— Start —

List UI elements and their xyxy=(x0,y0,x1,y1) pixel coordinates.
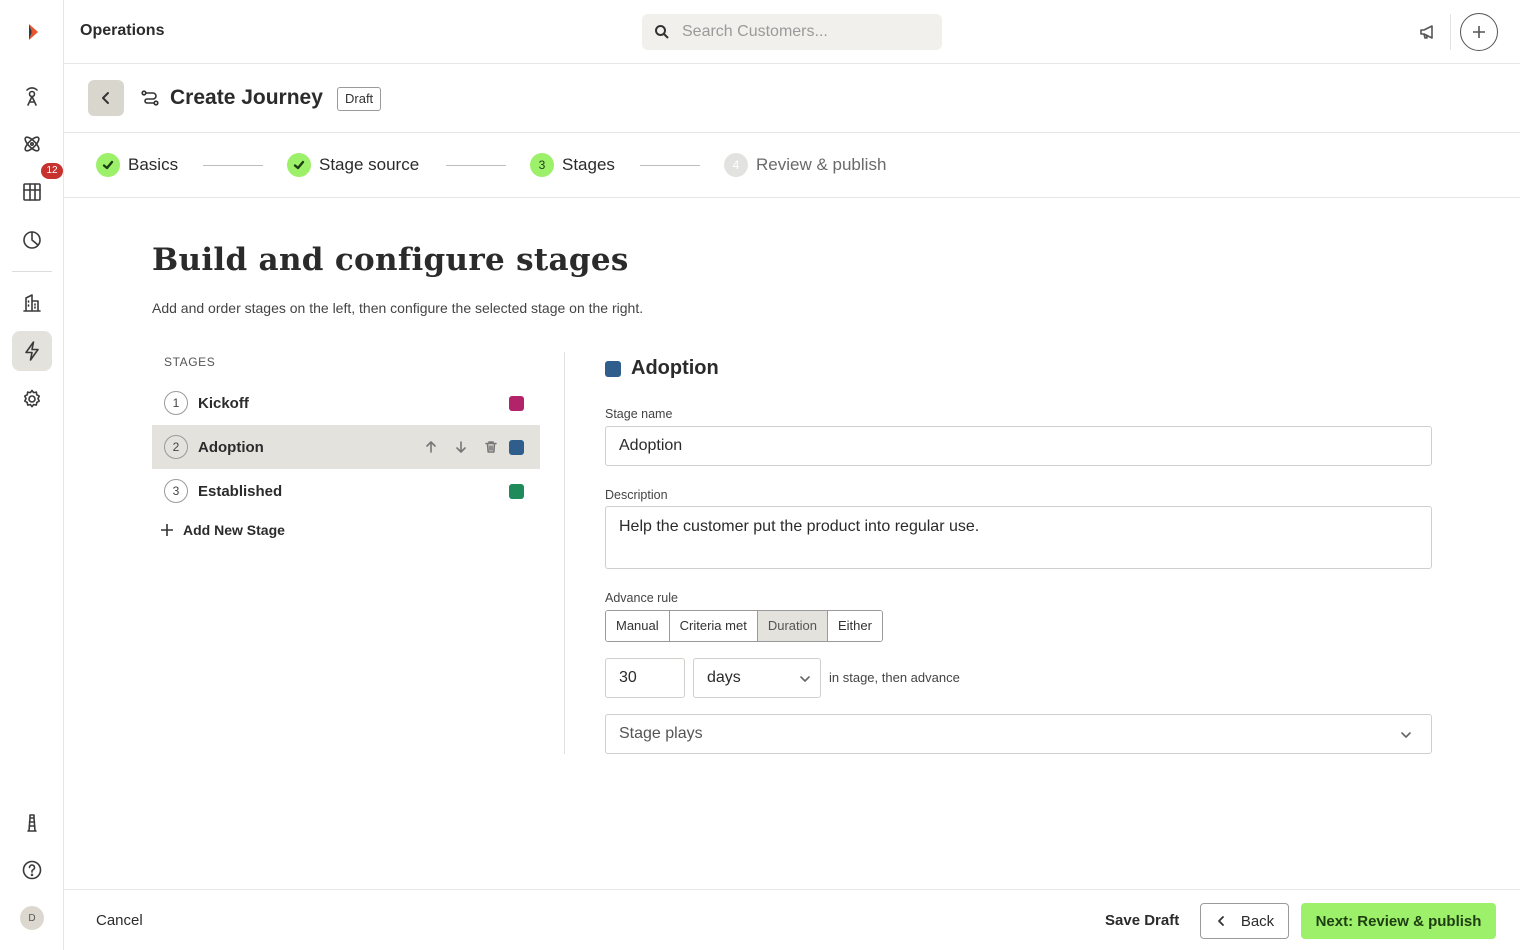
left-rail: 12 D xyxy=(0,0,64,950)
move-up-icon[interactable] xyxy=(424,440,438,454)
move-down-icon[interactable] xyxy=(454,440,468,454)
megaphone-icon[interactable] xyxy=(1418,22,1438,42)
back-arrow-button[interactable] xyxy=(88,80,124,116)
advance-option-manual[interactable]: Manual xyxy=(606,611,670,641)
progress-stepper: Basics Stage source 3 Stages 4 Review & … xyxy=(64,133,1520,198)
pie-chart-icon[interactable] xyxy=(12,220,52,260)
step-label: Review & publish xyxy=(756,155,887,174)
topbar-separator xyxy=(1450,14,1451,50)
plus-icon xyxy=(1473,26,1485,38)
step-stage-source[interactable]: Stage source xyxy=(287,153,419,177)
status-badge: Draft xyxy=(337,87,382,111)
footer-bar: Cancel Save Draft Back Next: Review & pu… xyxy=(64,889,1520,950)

— End —

### What is required
Reproduce every line of the items above word for word, but leave the pictures out of your answer.

### Finished task
List UI elements and their xyxy=(x0,y0,x1,y1) pixel coordinates.
left-rail: 12 D xyxy=(0,0,64,950)
move-up-icon[interactable] xyxy=(424,440,438,454)
move-down-icon[interactable] xyxy=(454,440,468,454)
megaphone-icon[interactable] xyxy=(1418,22,1438,42)
back-arrow-button[interactable] xyxy=(88,80,124,116)
advance-option-manual[interactable]: Manual xyxy=(606,611,670,641)
progress-stepper: Basics Stage source 3 Stages 4 Review & … xyxy=(64,133,1520,198)
pie-chart-icon[interactable] xyxy=(12,220,52,260)
step-label: Review & publish xyxy=(756,155,887,174)
topbar-separator xyxy=(1450,14,1451,50)
plus-icon xyxy=(1473,26,1485,38)
step-stage-source[interactable]: Stage source xyxy=(287,153,419,177)
status-badge: Draft xyxy=(337,87,382,111)
footer-bar: Cancel Save Draft Back Next: Review & pu… xyxy=(64,889,1520,950)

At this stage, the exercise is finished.